───── Extracted information ─────
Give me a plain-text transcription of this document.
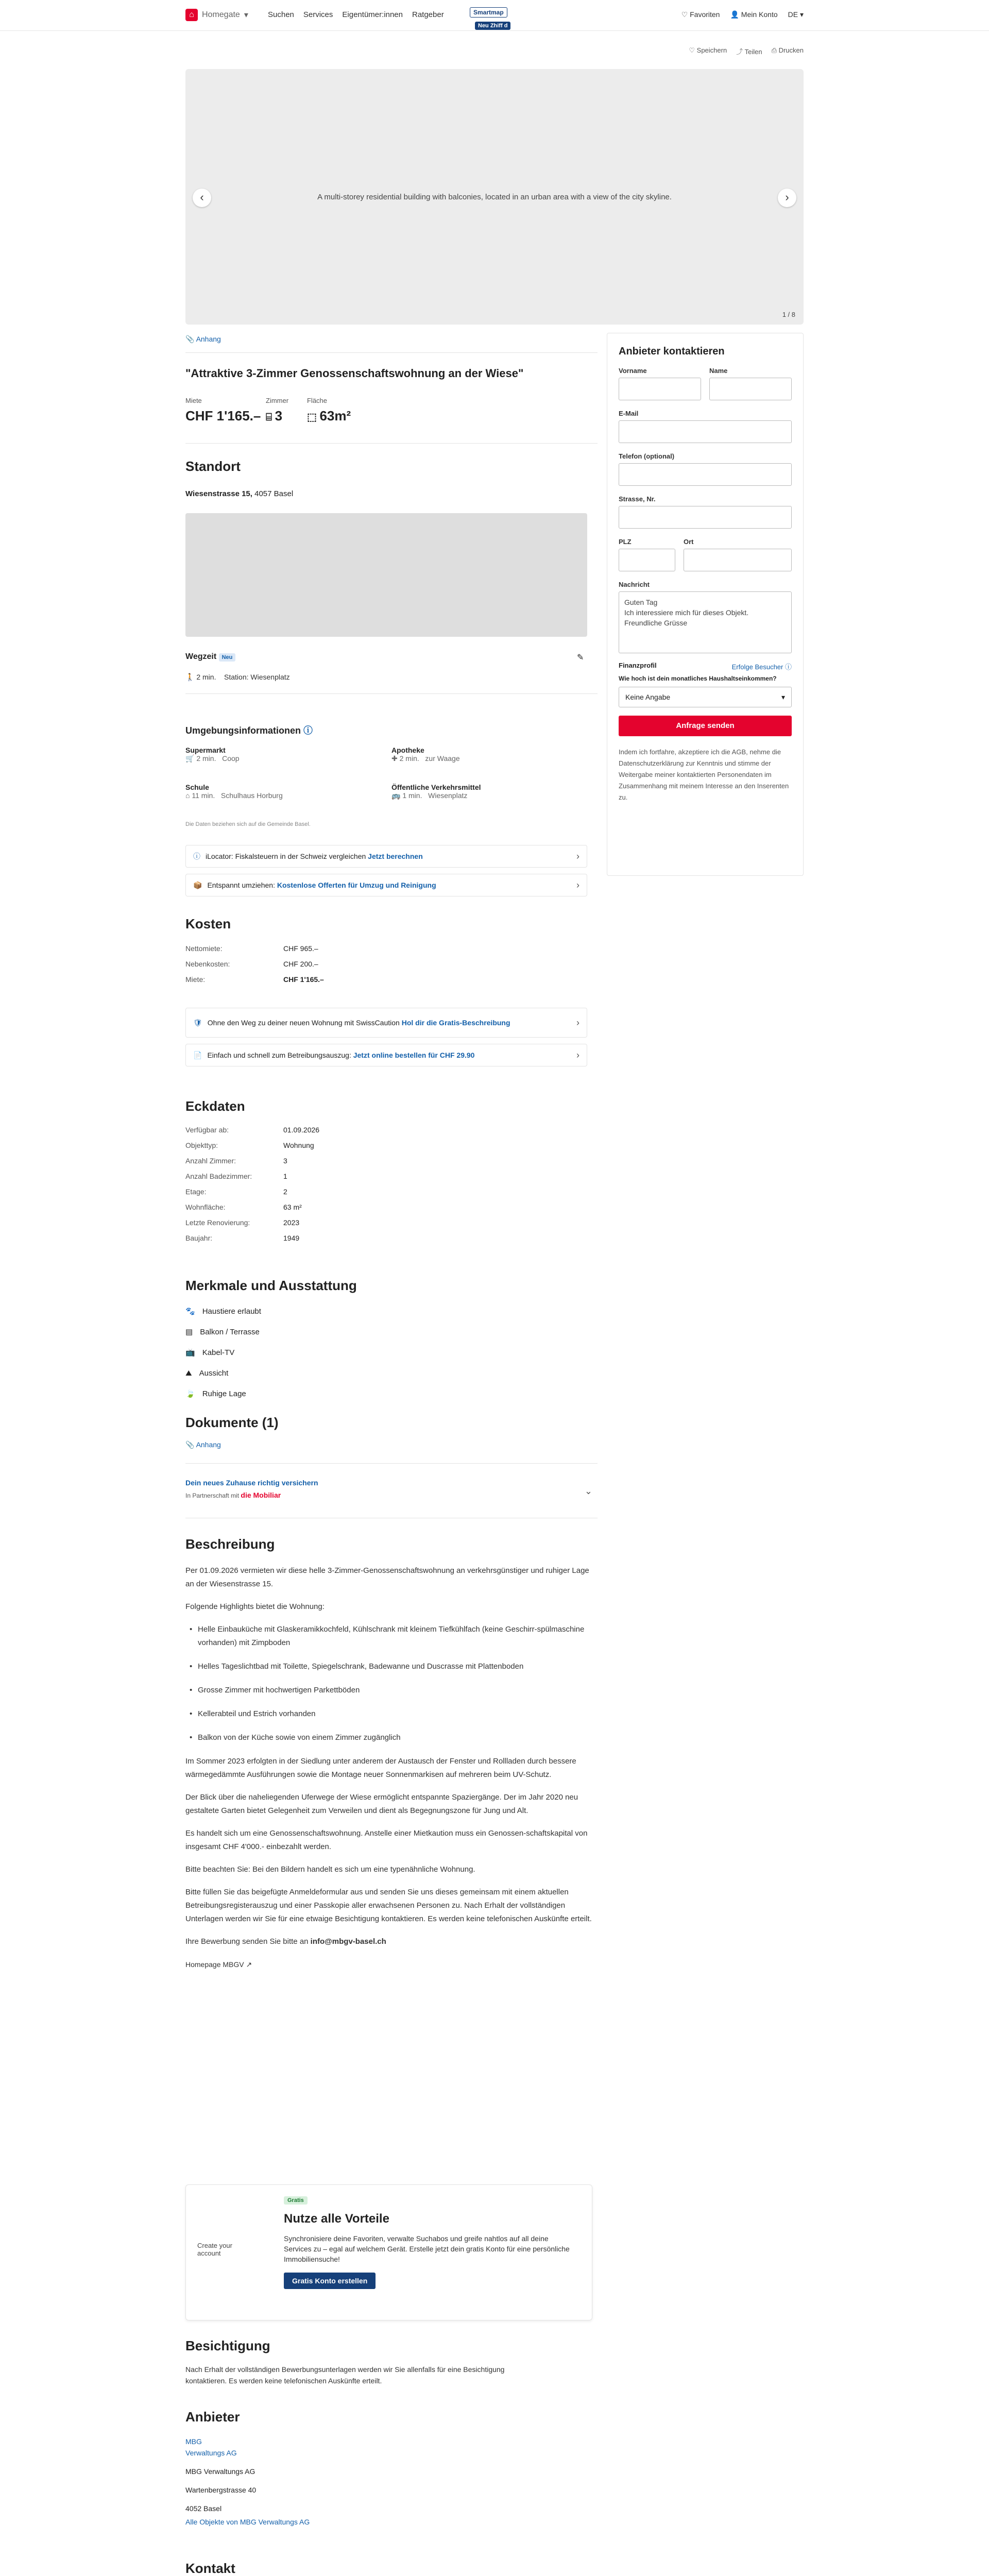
⌂ Homegate ▾	Suchen Services Eigentümer:innen Ratgeber	Smartmap
Neu Zhiff d
♡ Favoriten 👤 Mein Konto DE ▾
♡ Speichern ⤴ Teilen ⎙ Drucken
A multi-storey residential building with balconies, located in an urban area with a view of the city skyline.
‹	›
1 / 8
📎 Anhang
"Attraktive 3-Zimmer Genossenschaftswohnung an der Wiese"
Miete
CHF 1'165.–
Zimmer
⌸ 3
Fläche
⬚ 63m²
Standort
Wiesenstrasse 15, 4057 Basel
Wegzeit Neu	✎
🚶 2 min. Station: Wiesenplatz
Umgebungsinformationen ⓘ
Supermarkt
🛒 2 min. Coop
Apotheke
✚ 2 min. zur Waage
Schule
⌂ 11 min. Schulhaus Horburg
Öffentliche Verkehrsmittel
🚌 1 min. Wiesenplatz
Die Daten beziehen sich auf die Gemeinde Basel.
ⓘ iLocator: Fiskalsteuern in der Schweiz vergleichen Jetzt berechnen	›
📦 Entspannt umziehen: Kostenlose Offerten für Umzug und Reinigung	›
Kosten
Nettomiete:	CHF 965.–
Nebenkosten:	CHF 200.–
Miete:	CHF 1'165.–
🛡 Ohne den Weg zu deiner neuen Wohnung mit SwissCaution Hol dir die Gratis-Beschreibung	›
📄 Einfach und schnell zum Betreibungsauszug: Jetzt online bestellen für CHF 29.90	›
Eckdaten
Verfügbar ab:	01.09.2026
Objekttyp:	Wohnung
Anzahl Zimmer:	3
Anzahl Badezimmer:	1
Etage:	2
Wohnfläche:	63 m²
Letzte Renovierung:	2023
Baujahr:	1949
Merkmale und Ausstattung
🐾 Haustiere erlaubt
▤ Balkon / Terrasse
📺 Kabel-TV
⛰ Aussicht
🍃 Ruhige Lage
Dokumente (1)
📎 Anhang
Dein neues Zuhause richtig versichern
In Partnerschaft mit die Mobiliar	⌄
Beschreibung

Per 01.09.2026 vermieten wir diese helle 3-Zimmer-Genossenschaftswohnung an verkehrsgünstiger und ruhiger Lage an der Wiesenstrasse 15.

Folgende Highlights bietet die Wohnung:

• Helle Einbauküche mit Glaskeramikkochfeld, Kühlschrank mit kleinem Tiefkühlfach (keine Geschirr-spülmaschine vorhanden) mit Zimpboden
• Helles Tageslichtbad mit Toilette, Spiegelschrank, Badewanne und Duscrasse mit Plattenboden
• Grosse Zimmer mit hochwertigen Parkettböden
• Kellerabteil und Estrich vorhanden
• Balkon von der Küche sowie von einem Zimmer zugänglich

Im Sommer 2023 erfolgten in der Siedlung unter anderem der Austausch der Fenster und Rollladen durch bessere wärmegedämmte Ausführungen sowie die Montage neuer Sonnenmarkisen auf mehreren beim UV-Schutz.

Der Blick über die naheliegenden Uferwege der Wiese ermöglicht entspannte Spaziergänge. Der im Jahr 2020 neu gestaltete Garten bietet Gelegenheit zum Verweilen und dient als Begegnungszone für Jung und Alt.

Es handelt sich um eine Genossenschaftswohnung. Anstelle einer Mietkaution muss ein Genossen-schaftskapital von insgesamt CHF 4'000.- einbezahlt werden.

Bitte beachten Sie: Bei den Bildern handelt es sich um eine typenähnliche Wohnung.

Bitte füllen Sie das beigefügte Anmeldeformular aus und senden Sie uns dieses gemeinsam mit einem aktuellen Betreibungsregisterauszug und einer Passkopie aller erwachsenen Personen zu. Nach Erhalt der vollständigen Unterlagen werden wir Sie für eine etwaige Besichtigung kontaktieren. Es werden keine telefonischen Auskünfte erteilt.

Ihre Bewerbung senden Sie bitte an info@mbgv-basel.ch

Homepage MBGV ↗

Create your account
Gratis
Nutze alle Vorteile
Synchronisiere deine Favoriten, verwalte Suchabos und greife nahtlos auf all deine Services zu – egal auf welchem Gerät. Erstelle jetzt dein gratis Konto für eine persönliche Immobiliensuche!
Gratis Konto erstellen
Besichtigung
Nach Erhalt der vollständigen Bewerbungsunterlagen werden wir Sie allenfalls für eine Besichtigung kontaktieren. Es werden keine telefonischen Auskünfte erteilt.
Anbieter
MBG
Verwaltungs AG
MBG Verwaltungs AG
Wartenbergstrasse 40
4052 Basel
Alle Objekte von MBG Verwaltungs AG
Kontakt
Anbieter kontaktieren
Vorname	Name
E-Mail
Telefon (optional)
Strasse, Nr.
PLZ	Ort
Nachricht
Guten Tag
Ich interessiere mich für dieses Objekt.
Freundliche Grüsse
Finanzprofil	Erfolge Besucher ⓘ
Wie hoch ist dein monatliches Haushaltseinkommen?
Keine Angabe	▾
Anfrage senden
Indem ich fortfahre, akzeptiere ich die AGB, nehme die Datenschutzerklärung zur Kenntnis und stimme der Weitergabe meiner kontaktierten Personendaten im Zusammenhang mit meinem Interesse an den Inserenten zu.
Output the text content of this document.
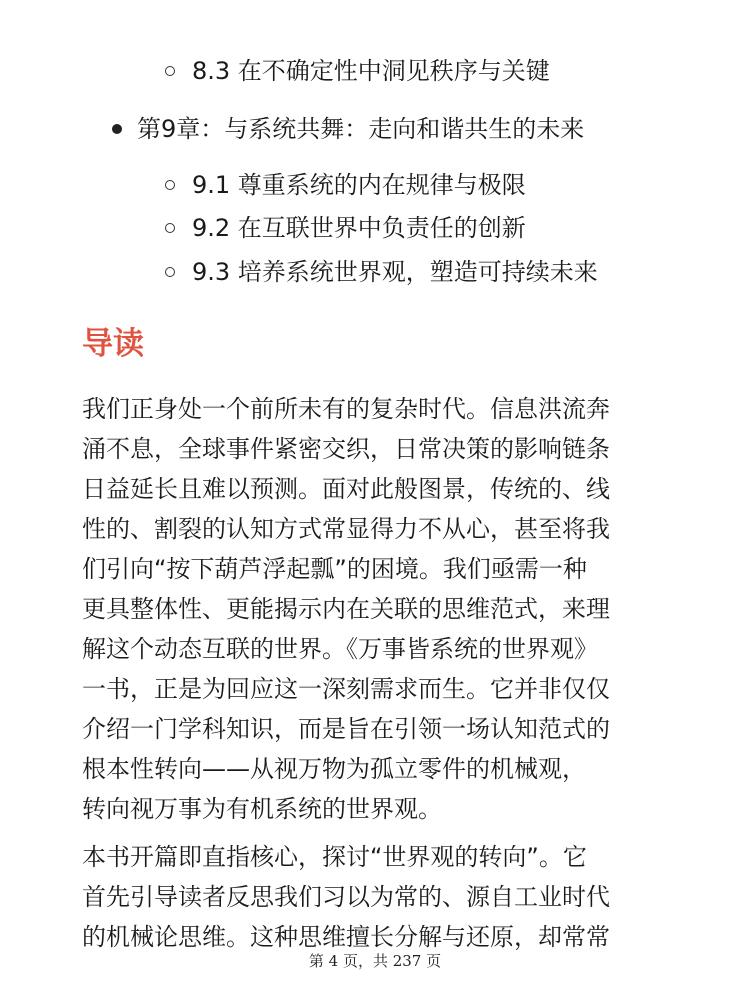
8.3 在不确定性中洞见秩序与关键
第9章：与系统共舞：走向和谐共生的未来
9.1 尊重系统的内在规律与极限
9.2 在互联世界中负责任的创新
9.3 培养系统世界观，塑造可持续未来
导读

我们正身处一个前所未有的复杂时代。信息洪流奔
涌不息，全球事件紧密交织，日常决策的影响链条
日益延长且难以预测。面对此般图景，传统的、线
性的、割裂的认知方式常显得力不从心，甚至将我
们引向“按下葫芦浮起瓢”的困境。我们亟需一种
更具整体性、更能揭示内在关联的思维范式，来理
解这个动态互联的世界。《万事皆系统的世界观》
一书，正是为回应这一深刻需求而生。它并非仅仅
介绍一门学科知识，而是旨在引领一场认知范式的
根本性转向——从视万物为孤立零件的机械观，
转向视万事为有机系统的世界观。

本书开篇即直指核心，探讨“世界观的转向”。它
首先引导读者反思我们习以为常的、源自工业时代
的机械论思维。这种思维擅长分解与还原，却常常

第 4 页，共 237 页
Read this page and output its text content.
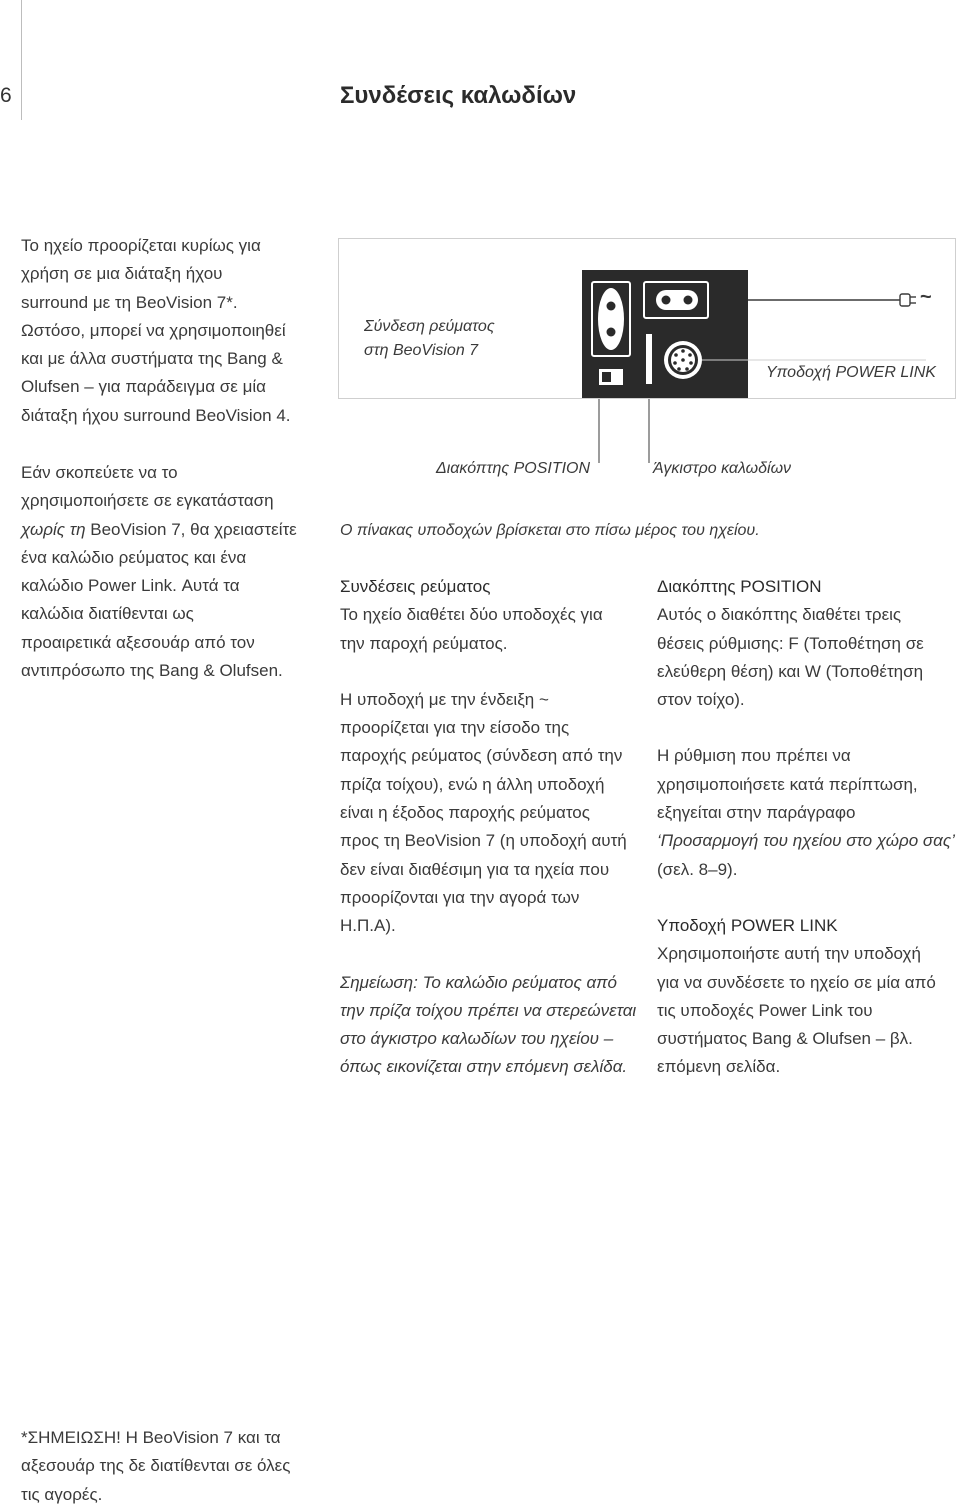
6	Συνδέσεις καλωδίων

Το ηχείο προορίζεται κυρίως για

χρήση σε μια διάταξη ήχου

surround με τη BeoVision 7*.

Ωστόσο, μπορεί να χρησιμοποιηθεί

και με άλλα συστήματα της Bang &

Olufsen – για παράδειγμα σε μία

διάταξη ήχου surround BeoVision 4.

Εάν σκοπεύετε να το

χρησιμοποιήσετε σε εγκατάσταση

χωρίς τη BeoVision 7, θα χρειαστείτε

ένα καλώδιο ρεύματος και ένα

καλώδιο Power Link. Αυτά τα

καλώδια διατίθενται ως

προαιρετικά αξεσουάρ από τον

αντιπρόσωπο της Bang & Olufsen.

*ΣΗΜΕΙΩΣΗ! Η BeoVision 7 και τα

αξεσουάρ της δε διατίθενται σε όλες

τις αγορές.

Σύνδεση ρεύματος
στη BeoVision 7
~
Υποδοχή POWER LINK
Διακόπτης POSITION	Άγκιστρο καλωδίων
Ο πίνακας υποδοχών βρίσκεται στο πίσω μέρος του ηχείου.

Συνδέσεις ρεύματος

Το ηχείο διαθέτει δύο υποδοχές για

την παροχή ρεύματος.

Η υποδοχή με την ένδειξη ~

προορίζεται για την είσοδο της

παροχής ρεύματος (σύνδεση από την

πρίζα τοίχου), ενώ η άλλη υποδοχή

είναι η έξοδος παροχής ρεύματος

προς τη BeoVision 7 (η υποδοχή αυτή

δεν είναι διαθέσιμη για τα ηχεία που

προορίζονται για την αγορά των

Η.Π.Α).

Σημείωση: Το καλώδιο ρεύματος από

την πρίζα τοίχου πρέπει να στερεώνεται

στο άγκιστρο καλωδίων του ηχείου –

όπως εικονίζεται στην επόμενη σελίδα.

Διακόπτης POSITION

Αυτός ο διακόπτης διαθέτει τρεις

θέσεις ρύθμισης: F (Τοποθέτηση σε

ελεύθερη θέση) και W (Τοποθέτηση

στον τοίχο).

Η ρύθμιση που πρέπει να

χρησιμοποιήσετε κατά περίπτωση,

εξηγείται στην παράγραφο

‘Προσαρμογή του ηχείου στο χώρο σας’

(σελ. 8–9).

Υποδοχή POWER LINK

Χρησιμοποιήστε αυτή την υποδοχή

για να συνδέσετε το ηχείο σε μία από

τις υποδοχές Power Link του

συστήματος Bang & Olufsen – βλ.

επόμενη σελίδα.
─────
- [Goal]: Copy each line of the listing in which the word "καλωδίων" can be found.

- [Correct output]:
6	Συνδέσεις καλωδίων
Διακόπτης POSITION	Άγκιστρο καλωδίων
στο άγκιστρο καλωδίων του ηχείου –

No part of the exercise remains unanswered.